[Data start]
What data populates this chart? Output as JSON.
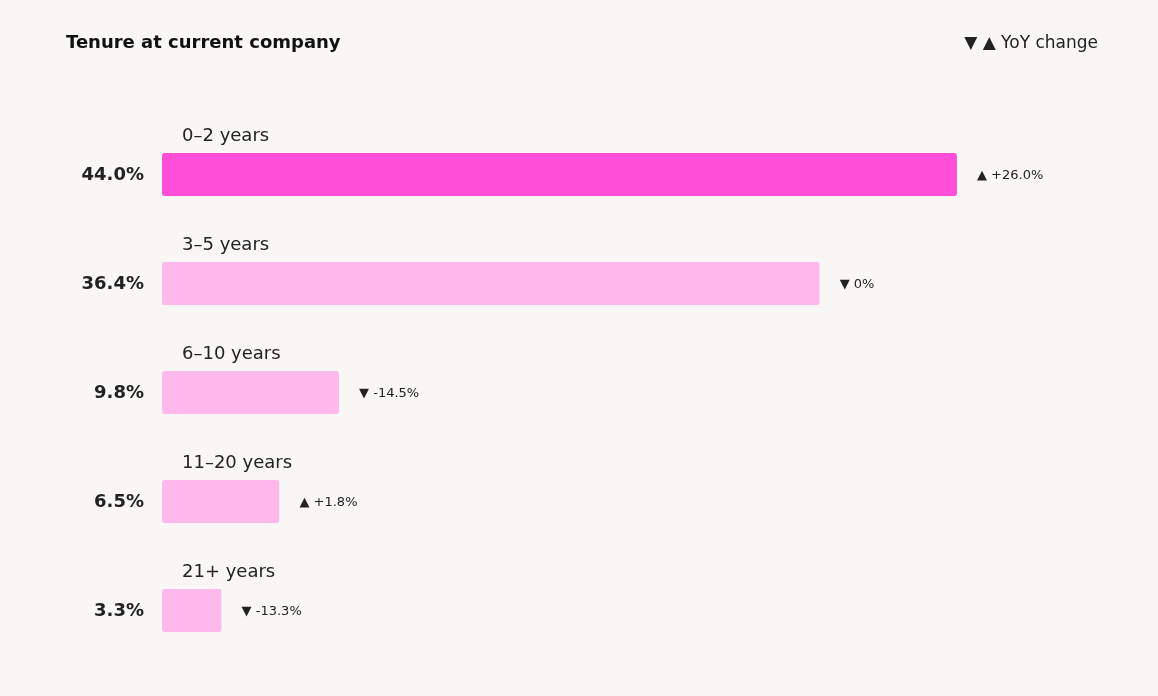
{
  "chart_data": {
    "type": "bar",
    "orientation": "horizontal",
    "title": "Tenure at current company",
    "categories": [
      "0–2 years",
      "3–5 years",
      "6–10 years",
      "11–20 years",
      "21+ years"
    ],
    "values": [
      44.0,
      36.4,
      9.8,
      6.5,
      3.3
    ],
    "colors": [
      "#ff4fd8",
      "#ffb8ec",
      "#ffb8ec",
      "#ffb8ec",
      "#ffb8ec"
    ],
    "value_labels": [
      "44.0%",
      "36.4%",
      "9.8%",
      "6.5%",
      "3.3%"
    ],
    "annotations": [
      "▼ ▲   YoY change",
      {
        "text": "▲ +26.0%",
        "x": 44.0,
        "y": "0–2 years"
      },
      {
        "text": "▼ 0%",
        "x": 36.4,
        "y": "3–5 years"
      },
      {
        "text": "▼ -14.5%",
        "x": 9.8,
        "y": "6–10 years"
      },
      {
        "text": "▲ +1.8%",
        "x": 6.5,
        "y": "11–20 years"
      },
      {
        "text": "▼ -13.3%",
        "x": 3.3,
        "y": "21+ years"
      }
    ]
  }
}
[Data end]
Task brief:
Extract the text of all the records above verbatim, excluding pictures.

Answer to the problem:
What data populates this chart? Output as JSON.
{
  "chart_data": {
    "type": "bar",
    "orientation": "horizontal",
    "title": "Tenure at current company",
    "categories": [
      "0–2 years",
      "3–5 years",
      "6–10 years",
      "11–20 years",
      "21+ years"
    ],
    "values": [
      44.0,
      36.4,
      9.8,
      6.5,
      3.3
    ],
    "colors": [
      "#ff4fd8",
      "#ffb8ec",
      "#ffb8ec",
      "#ffb8ec",
      "#ffb8ec"
    ],
    "value_labels": [
      "44.0%",
      "36.4%",
      "9.8%",
      "6.5%",
      "3.3%"
    ],
    "annotations": [
      "▼ ▲   YoY change",
      {
        "text": "▲ +26.0%",
        "x": 44.0,
        "y": "0–2 years"
      },
      {
        "text": "▼ 0%",
        "x": 36.4,
        "y": "3–5 years"
      },
      {
        "text": "▼ -14.5%",
        "x": 9.8,
        "y": "6–10 years"
      },
      {
        "text": "▲ +1.8%",
        "x": 6.5,
        "y": "11–20 years"
      },
      {
        "text": "▼ -13.3%",
        "x": 3.3,
        "y": "21+ years"
      }
    ]
  }
}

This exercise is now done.